WRITTEN INSTRUCTION >> Give the number of lines in this listing that contain "historia", with no other words.

DATA LINES >>
========================================================================

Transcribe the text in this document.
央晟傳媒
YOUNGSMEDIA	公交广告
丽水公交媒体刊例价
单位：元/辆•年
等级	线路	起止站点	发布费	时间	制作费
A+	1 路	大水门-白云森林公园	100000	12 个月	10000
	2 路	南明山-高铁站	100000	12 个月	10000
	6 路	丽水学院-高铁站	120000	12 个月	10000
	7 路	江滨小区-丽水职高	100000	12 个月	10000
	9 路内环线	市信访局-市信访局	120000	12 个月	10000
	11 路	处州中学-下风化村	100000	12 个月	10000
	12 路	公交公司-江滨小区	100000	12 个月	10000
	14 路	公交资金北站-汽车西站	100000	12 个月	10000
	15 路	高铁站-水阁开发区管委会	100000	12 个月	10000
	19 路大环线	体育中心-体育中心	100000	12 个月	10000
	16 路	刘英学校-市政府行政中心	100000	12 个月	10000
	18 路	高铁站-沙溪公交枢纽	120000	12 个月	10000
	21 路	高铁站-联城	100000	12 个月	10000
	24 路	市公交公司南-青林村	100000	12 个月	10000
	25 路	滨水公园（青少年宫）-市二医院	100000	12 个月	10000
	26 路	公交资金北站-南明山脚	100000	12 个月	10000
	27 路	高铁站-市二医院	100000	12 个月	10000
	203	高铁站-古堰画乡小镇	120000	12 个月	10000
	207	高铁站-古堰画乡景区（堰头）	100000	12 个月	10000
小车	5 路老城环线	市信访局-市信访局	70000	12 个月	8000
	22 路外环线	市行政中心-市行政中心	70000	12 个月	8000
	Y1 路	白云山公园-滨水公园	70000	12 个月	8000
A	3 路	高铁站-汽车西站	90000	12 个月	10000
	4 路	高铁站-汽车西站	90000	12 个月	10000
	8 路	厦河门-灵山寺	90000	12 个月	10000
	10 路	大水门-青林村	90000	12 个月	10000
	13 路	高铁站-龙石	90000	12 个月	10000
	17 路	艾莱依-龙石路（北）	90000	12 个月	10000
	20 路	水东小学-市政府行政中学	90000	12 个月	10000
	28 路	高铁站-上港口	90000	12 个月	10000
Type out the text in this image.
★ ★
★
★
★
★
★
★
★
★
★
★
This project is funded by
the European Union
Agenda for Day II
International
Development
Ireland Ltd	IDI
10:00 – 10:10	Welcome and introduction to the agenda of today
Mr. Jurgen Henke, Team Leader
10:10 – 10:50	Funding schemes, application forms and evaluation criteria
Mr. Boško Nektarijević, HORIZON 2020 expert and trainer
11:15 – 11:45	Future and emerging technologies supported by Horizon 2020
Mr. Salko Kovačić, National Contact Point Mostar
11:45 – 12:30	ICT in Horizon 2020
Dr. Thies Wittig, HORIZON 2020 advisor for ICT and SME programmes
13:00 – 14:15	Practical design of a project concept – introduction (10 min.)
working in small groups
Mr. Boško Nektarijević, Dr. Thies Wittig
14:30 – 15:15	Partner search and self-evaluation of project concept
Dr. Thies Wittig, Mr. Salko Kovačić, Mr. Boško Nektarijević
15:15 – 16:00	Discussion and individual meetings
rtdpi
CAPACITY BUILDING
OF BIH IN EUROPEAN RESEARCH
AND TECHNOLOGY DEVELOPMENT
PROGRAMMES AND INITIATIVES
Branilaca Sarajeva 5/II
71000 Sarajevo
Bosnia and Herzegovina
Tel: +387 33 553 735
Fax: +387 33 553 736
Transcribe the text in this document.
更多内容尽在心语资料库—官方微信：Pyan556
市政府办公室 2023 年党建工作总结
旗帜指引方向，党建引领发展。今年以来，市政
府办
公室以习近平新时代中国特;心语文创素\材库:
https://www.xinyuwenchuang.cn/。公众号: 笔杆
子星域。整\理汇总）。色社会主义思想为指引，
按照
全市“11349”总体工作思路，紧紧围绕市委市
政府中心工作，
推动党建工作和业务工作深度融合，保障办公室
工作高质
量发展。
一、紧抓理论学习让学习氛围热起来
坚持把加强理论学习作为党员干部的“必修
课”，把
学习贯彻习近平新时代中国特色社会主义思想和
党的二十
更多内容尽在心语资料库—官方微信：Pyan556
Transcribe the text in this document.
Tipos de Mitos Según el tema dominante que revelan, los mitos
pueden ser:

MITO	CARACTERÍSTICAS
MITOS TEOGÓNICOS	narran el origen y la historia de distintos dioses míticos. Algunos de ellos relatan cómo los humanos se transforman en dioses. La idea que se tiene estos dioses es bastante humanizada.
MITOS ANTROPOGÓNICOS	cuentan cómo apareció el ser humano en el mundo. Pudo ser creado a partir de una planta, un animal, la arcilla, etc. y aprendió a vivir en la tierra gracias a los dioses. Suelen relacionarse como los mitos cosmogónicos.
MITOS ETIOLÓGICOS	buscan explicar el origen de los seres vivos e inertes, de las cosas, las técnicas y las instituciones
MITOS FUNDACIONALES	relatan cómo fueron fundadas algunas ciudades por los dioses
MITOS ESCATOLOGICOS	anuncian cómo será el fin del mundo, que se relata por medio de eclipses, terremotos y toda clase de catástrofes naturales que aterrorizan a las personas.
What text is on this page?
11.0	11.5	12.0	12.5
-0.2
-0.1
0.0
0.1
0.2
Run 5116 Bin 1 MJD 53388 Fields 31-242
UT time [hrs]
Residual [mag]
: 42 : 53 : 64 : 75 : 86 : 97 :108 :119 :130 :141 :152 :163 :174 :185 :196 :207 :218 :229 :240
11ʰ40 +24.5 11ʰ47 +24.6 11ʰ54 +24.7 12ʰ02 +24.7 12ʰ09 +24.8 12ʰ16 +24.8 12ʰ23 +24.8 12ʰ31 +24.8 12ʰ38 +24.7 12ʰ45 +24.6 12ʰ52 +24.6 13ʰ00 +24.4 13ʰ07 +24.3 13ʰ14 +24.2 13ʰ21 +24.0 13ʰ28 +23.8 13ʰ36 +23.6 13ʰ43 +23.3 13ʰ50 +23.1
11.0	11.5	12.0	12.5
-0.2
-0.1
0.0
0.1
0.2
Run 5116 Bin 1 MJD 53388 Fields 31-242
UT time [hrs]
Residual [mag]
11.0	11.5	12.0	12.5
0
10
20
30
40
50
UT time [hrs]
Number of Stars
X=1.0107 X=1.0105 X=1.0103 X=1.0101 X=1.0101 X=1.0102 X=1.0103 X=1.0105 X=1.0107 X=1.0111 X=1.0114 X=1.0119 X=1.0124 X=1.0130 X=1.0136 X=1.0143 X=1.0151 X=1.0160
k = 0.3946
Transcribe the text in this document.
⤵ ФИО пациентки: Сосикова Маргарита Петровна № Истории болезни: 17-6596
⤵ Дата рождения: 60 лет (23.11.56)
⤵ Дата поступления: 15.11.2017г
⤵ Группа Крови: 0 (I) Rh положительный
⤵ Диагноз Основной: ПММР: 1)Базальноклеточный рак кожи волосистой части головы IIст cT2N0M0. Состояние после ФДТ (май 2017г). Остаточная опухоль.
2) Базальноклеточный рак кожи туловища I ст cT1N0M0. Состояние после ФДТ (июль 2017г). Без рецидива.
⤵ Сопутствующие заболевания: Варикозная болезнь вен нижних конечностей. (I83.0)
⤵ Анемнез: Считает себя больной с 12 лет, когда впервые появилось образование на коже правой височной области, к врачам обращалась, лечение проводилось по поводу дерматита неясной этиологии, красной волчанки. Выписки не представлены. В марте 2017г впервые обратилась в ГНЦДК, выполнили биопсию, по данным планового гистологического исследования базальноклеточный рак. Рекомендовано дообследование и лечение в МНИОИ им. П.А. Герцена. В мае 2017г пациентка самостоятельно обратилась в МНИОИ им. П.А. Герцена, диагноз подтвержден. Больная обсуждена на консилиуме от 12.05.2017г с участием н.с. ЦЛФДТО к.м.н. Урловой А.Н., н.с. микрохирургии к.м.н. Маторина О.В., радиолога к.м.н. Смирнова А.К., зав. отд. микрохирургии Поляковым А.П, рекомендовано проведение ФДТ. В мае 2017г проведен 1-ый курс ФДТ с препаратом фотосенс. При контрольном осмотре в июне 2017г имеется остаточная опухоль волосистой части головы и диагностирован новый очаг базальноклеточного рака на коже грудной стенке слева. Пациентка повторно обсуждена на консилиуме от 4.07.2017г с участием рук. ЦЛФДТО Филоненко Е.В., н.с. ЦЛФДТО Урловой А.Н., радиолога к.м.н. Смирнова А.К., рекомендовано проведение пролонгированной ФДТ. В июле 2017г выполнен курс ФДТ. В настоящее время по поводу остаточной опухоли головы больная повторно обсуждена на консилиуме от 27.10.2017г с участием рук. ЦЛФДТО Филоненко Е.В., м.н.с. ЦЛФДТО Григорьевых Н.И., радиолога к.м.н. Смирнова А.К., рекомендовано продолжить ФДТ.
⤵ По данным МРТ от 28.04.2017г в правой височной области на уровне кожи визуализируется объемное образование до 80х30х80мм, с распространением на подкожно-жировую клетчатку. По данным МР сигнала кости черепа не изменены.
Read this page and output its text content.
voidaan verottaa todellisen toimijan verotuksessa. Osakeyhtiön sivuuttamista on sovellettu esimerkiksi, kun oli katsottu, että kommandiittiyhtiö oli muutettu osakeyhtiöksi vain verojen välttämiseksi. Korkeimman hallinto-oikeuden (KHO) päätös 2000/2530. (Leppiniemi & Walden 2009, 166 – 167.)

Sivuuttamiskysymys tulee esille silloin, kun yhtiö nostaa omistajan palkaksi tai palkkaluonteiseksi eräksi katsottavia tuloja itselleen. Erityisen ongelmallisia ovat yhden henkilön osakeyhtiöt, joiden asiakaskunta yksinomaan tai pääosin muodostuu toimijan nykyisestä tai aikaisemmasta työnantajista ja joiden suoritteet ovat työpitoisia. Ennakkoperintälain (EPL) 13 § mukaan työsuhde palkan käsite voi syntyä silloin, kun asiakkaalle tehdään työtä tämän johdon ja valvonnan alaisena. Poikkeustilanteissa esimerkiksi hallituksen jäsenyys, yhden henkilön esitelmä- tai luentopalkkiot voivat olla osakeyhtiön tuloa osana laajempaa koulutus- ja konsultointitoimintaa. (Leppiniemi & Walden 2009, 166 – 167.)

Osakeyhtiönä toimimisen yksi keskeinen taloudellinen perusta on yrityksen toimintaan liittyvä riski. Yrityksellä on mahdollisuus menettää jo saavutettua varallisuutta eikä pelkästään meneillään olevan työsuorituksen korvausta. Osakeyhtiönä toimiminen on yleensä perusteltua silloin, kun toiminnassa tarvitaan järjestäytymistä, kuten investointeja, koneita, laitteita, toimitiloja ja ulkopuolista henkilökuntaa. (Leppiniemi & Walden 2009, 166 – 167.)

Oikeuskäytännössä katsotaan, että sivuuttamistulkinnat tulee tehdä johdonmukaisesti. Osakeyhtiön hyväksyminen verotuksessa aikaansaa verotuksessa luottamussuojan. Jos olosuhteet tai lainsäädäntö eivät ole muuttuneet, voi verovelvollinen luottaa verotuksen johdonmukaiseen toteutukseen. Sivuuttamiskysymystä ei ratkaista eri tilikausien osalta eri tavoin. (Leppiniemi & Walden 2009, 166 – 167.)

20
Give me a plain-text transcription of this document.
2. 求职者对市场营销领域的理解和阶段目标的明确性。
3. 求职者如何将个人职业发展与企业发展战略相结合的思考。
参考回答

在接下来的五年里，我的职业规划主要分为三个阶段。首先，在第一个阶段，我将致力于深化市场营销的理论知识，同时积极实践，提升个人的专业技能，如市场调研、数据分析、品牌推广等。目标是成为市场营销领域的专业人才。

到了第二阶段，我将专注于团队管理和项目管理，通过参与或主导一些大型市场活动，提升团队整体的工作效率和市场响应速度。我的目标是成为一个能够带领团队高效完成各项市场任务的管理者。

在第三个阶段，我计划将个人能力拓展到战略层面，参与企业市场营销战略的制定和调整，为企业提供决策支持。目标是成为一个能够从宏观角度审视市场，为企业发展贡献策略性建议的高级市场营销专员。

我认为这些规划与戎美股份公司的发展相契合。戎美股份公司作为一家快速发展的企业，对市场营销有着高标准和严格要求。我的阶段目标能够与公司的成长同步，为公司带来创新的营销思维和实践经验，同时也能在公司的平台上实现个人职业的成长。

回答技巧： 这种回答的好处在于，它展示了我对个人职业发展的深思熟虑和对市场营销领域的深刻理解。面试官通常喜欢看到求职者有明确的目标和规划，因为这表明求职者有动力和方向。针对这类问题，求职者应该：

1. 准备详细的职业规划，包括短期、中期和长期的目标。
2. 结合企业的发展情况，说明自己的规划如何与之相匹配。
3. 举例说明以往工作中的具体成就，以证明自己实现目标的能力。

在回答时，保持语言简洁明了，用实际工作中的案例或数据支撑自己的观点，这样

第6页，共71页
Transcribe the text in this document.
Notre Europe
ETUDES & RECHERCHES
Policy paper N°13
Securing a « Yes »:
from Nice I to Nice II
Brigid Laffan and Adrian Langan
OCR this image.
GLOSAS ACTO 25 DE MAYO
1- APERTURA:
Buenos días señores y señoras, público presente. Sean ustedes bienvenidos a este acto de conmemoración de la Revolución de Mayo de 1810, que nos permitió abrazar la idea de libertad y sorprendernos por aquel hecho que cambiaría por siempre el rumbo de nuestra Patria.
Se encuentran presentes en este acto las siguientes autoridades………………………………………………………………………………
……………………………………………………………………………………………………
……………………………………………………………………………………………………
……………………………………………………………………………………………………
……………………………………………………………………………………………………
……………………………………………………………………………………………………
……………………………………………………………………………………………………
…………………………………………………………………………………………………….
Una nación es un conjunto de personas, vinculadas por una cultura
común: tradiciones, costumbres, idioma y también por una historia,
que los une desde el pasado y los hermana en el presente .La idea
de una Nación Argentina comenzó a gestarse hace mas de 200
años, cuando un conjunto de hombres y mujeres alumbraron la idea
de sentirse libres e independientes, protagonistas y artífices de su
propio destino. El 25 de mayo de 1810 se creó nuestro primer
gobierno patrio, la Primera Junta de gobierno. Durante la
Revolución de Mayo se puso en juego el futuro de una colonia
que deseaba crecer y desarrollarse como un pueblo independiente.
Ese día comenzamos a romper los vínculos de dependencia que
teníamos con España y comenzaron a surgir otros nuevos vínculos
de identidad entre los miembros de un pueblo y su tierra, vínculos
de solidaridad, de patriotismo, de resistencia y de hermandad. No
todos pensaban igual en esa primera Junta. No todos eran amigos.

========================================================================

SOLUTION TO THE PROBLEM >> 2